REQUIREMENT
Show each line of the records below where the word "Antaget" occurs.

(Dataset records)
---*---

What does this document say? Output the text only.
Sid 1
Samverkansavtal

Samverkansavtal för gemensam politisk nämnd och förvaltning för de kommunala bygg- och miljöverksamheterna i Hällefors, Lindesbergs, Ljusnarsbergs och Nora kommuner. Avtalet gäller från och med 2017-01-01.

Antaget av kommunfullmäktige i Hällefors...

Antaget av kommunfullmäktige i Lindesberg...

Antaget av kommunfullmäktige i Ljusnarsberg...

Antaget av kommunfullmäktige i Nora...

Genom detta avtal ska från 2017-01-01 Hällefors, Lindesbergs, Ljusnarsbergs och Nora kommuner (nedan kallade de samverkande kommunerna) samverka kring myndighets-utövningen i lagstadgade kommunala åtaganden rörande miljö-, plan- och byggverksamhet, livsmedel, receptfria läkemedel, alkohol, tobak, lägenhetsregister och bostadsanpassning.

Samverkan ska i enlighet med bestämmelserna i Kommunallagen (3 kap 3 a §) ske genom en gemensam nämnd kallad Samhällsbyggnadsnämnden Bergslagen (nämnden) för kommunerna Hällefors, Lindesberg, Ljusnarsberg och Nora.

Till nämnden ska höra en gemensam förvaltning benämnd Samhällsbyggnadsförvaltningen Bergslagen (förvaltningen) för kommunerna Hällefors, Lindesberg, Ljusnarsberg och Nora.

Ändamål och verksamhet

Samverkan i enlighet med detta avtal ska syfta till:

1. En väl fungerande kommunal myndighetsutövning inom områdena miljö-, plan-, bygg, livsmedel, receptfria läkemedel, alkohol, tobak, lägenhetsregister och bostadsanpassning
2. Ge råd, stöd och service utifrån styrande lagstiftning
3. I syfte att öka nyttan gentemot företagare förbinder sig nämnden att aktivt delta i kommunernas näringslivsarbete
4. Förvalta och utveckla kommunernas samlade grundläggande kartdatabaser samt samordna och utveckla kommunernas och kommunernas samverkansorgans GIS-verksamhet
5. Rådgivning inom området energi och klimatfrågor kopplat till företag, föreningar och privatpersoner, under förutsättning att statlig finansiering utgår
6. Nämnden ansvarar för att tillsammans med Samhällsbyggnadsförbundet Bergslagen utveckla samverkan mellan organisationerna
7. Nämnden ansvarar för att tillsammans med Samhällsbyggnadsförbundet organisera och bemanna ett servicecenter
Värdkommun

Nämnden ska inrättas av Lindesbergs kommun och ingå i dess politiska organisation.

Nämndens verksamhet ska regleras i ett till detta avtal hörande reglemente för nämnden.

---*---

TASK RESULT
Antaget av kommunfullmäktige i Hällefors...
Antaget av kommunfullmäktige i Lindesberg...
Antaget av kommunfullmäktige i Ljusnarsberg...
Antaget av kommunfullmäktige i Nora...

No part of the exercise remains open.